— Begin Data supplied —
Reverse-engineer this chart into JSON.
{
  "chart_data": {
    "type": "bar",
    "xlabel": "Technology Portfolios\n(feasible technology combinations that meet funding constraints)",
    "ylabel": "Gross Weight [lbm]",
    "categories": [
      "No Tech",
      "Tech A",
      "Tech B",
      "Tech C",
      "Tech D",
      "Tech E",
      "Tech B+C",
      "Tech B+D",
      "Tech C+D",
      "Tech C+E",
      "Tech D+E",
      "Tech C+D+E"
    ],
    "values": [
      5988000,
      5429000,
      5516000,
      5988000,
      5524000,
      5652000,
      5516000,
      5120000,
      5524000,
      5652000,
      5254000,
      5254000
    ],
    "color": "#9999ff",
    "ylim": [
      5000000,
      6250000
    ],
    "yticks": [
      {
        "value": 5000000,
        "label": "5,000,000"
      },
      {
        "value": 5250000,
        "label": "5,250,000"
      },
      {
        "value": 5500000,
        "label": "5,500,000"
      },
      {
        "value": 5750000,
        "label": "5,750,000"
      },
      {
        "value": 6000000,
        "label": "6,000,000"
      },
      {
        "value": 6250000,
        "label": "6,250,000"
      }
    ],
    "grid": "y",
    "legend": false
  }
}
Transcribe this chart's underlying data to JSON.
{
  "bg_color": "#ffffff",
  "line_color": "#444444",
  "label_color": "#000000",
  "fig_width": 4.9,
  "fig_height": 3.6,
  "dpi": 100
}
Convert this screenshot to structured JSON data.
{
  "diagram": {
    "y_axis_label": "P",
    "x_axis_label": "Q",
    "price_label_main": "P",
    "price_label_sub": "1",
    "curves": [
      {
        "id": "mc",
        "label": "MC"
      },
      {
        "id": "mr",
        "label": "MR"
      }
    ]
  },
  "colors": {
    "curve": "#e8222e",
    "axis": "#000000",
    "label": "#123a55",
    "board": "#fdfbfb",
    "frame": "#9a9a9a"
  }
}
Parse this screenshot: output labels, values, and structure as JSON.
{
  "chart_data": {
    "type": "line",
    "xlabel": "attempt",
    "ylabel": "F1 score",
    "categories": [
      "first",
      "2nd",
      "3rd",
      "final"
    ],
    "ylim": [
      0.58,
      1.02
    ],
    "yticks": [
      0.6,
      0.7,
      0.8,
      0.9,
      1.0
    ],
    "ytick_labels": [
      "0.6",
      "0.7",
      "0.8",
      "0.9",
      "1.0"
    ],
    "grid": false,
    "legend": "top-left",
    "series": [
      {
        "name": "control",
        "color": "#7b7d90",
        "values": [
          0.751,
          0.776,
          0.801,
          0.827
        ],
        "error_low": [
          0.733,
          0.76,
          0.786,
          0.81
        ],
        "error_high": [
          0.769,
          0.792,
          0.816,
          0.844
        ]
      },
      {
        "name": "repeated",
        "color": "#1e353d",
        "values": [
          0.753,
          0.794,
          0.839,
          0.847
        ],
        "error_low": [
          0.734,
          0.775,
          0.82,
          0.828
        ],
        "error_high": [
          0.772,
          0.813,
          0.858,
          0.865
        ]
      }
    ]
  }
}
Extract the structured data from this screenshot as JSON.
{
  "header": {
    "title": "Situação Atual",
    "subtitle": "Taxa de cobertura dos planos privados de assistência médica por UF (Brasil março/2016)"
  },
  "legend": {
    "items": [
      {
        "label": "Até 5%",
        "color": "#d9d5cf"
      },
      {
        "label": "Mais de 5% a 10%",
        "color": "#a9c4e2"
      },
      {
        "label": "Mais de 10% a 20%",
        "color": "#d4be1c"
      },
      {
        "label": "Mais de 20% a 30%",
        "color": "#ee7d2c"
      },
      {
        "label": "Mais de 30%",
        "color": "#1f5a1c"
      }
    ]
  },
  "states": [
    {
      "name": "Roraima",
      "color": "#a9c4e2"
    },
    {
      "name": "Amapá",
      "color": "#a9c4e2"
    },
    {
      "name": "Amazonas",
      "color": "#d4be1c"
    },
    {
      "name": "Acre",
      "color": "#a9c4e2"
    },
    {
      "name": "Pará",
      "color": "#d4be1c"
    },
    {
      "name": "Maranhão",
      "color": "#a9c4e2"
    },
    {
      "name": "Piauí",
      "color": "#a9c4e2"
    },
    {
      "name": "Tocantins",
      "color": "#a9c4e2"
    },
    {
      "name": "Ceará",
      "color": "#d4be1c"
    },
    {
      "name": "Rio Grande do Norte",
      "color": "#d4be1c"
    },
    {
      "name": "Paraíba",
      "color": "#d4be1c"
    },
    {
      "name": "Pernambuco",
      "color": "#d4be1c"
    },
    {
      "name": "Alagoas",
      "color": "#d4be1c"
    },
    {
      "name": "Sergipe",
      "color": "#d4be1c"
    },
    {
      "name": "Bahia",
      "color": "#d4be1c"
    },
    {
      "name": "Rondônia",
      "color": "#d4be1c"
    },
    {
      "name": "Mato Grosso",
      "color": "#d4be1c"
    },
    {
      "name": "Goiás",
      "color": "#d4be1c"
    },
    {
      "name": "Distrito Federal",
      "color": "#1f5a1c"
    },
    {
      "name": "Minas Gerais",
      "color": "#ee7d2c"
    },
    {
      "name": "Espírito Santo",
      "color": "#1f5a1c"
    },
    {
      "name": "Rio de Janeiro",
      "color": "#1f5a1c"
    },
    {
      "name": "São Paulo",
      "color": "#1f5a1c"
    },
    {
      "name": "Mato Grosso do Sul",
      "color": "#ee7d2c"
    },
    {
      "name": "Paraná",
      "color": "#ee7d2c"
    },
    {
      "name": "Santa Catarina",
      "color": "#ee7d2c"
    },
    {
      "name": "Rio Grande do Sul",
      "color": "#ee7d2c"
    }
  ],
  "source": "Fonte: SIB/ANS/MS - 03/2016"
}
— End Data supplied —
Return the listing above in full, character for character.

Reverse-engineer this chart into JSON.
{
  "chart_data": {
    "type": "bar",
    "xlabel": "Technology Portfolios\n(feasible technology combinations that meet funding constraints)",
    "ylabel": "Gross Weight [lbm]",
    "categories": [
      "No Tech",
      "Tech A",
      "Tech B",
      "Tech C",
      "Tech D",
      "Tech E",
      "Tech B+C",
      "Tech B+D",
      "Tech C+D",
      "Tech C+E",
      "Tech D+E",
      "Tech C+D+E"
    ],
    "values": [
      5988000,
      5429000,
      5516000,
      5988000,
      5524000,
      5652000,
      5516000,
      5120000,
      5524000,
      5652000,
      5254000,
      5254000
    ],
    "color": "#9999ff",
    "ylim": [
      5000000,
      6250000
    ],
    "yticks": [
      {
        "value": 5000000,
        "label": "5,000,000"
      },
      {
        "value": 5250000,
        "label": "5,250,000"
      },
      {
        "value": 5500000,
        "label": "5,500,000"
      },
      {
        "value": 5750000,
        "label": "5,750,000"
      },
      {
        "value": 6000000,
        "label": "6,000,000"
      },
      {
        "value": 6250000,
        "label": "6,250,000"
      }
    ],
    "grid": "y",
    "legend": false
  }
}
Transcribe this chart's underlying data to JSON.
{
  "bg_color": "#ffffff",
  "line_color": "#444444",
  "label_color": "#000000",
  "fig_width": 4.9,
  "fig_height": 3.6,
  "dpi": 100
}
Convert this screenshot to structured JSON data.
{
  "diagram": {
    "y_axis_label": "P",
    "x_axis_label": "Q",
    "price_label_main": "P",
    "price_label_sub": "1",
    "curves": [
      {
        "id": "mc",
        "label": "MC"
      },
      {
        "id": "mr",
        "label": "MR"
      }
    ]
  },
  "colors": {
    "curve": "#e8222e",
    "axis": "#000000",
    "label": "#123a55",
    "board": "#fdfbfb",
    "frame": "#9a9a9a"
  }
}
Parse this screenshot: output labels, values, and structure as JSON.
{
  "chart_data": {
    "type": "line",
    "xlabel": "attempt",
    "ylabel": "F1 score",
    "categories": [
      "first",
      "2nd",
      "3rd",
      "final"
    ],
    "ylim": [
      0.58,
      1.02
    ],
    "yticks": [
      0.6,
      0.7,
      0.8,
      0.9,
      1.0
    ],
    "ytick_labels": [
      "0.6",
      "0.7",
      "0.8",
      "0.9",
      "1.0"
    ],
    "grid": false,
    "legend": "top-left",
    "series": [
      {
        "name": "control",
        "color": "#7b7d90",
        "values": [
          0.751,
          0.776,
          0.801,
          0.827
        ],
        "error_low": [
          0.733,
          0.76,
          0.786,
          0.81
        ],
        "error_high": [
          0.769,
          0.792,
          0.816,
          0.844
        ]
      },
      {
        "name": "repeated",
        "color": "#1e353d",
        "values": [
          0.753,
          0.794,
          0.839,
          0.847
        ],
        "error_low": [
          0.734,
          0.775,
          0.82,
          0.828
        ],
        "error_high": [
          0.772,
          0.813,
          0.858,
          0.865
        ]
      }
    ]
  }
}
Extract the structured data from this screenshot as JSON.
{
  "header": {
    "title": "Situação Atual",
    "subtitle": "Taxa de cobertura dos planos privados de assistência médica por UF (Brasil março/2016)"
  },
  "legend": {
    "items": [
      {
        "label": "Até 5%",
        "color": "#d9d5cf"
      },
      {
        "label": "Mais de 5% a 10%",
        "color": "#a9c4e2"
      },
      {
        "label": "Mais de 10% a 20%",
        "color": "#d4be1c"
      },
      {
        "label": "Mais de 20% a 30%",
        "color": "#ee7d2c"
      },
      {
        "label": "Mais de 30%",
        "color": "#1f5a1c"
      }
    ]
  },
  "states": [
    {
      "name": "Roraima",
      "color": "#a9c4e2"
    },
    {
      "name": "Amapá",
      "color": "#a9c4e2"
    },
    {
      "name": "Amazonas",
      "color": "#d4be1c"
    },
    {
      "name": "Acre",
      "color": "#a9c4e2"
    },
    {
      "name": "Pará",
      "color": "#d4be1c"
    },
    {
      "name": "Maranhão",
      "color": "#a9c4e2"
    },
    {
      "name": "Piauí",
      "color": "#a9c4e2"
    },
    {
      "name": "Tocantins",
      "color": "#a9c4e2"
    },
    {
      "name": "Ceará",
      "color": "#d4be1c"
    },
    {
      "name": "Rio Grande do Norte",
      "color": "#d4be1c"
    },
    {
      "name": "Paraíba",
      "color": "#d4be1c"
    },
    {
      "name": "Pernambuco",
      "color": "#d4be1c"
    },
    {
      "name": "Alagoas",
      "color": "#d4be1c"
    },
    {
      "name": "Sergipe",
      "color": "#d4be1c"
    },
    {
      "name": "Bahia",
      "color": "#d4be1c"
    },
    {
      "name": "Rondônia",
      "color": "#d4be1c"
    },
    {
      "name": "Mato Grosso",
      "color": "#d4be1c"
    },
    {
      "name": "Goiás",
      "color": "#d4be1c"
    },
    {
      "name": "Distrito Federal",
      "color": "#1f5a1c"
    },
    {
      "name": "Minas Gerais",
      "color": "#ee7d2c"
    },
    {
      "name": "Espírito Santo",
      "color": "#1f5a1c"
    },
    {
      "name": "Rio de Janeiro",
      "color": "#1f5a1c"
    },
    {
      "name": "São Paulo",
      "color": "#1f5a1c"
    },
    {
      "name": "Mato Grosso do Sul",
      "color": "#ee7d2c"
    },
    {
      "name": "Paraná",
      "color": "#ee7d2c"
    },
    {
      "name": "Santa Catarina",
      "color": "#ee7d2c"
    },
    {
      "name": "Rio Grande do Sul",
      "color": "#ee7d2c"
    }
  ],
  "source": "Fonte: SIB/ANS/MS - 03/2016"
}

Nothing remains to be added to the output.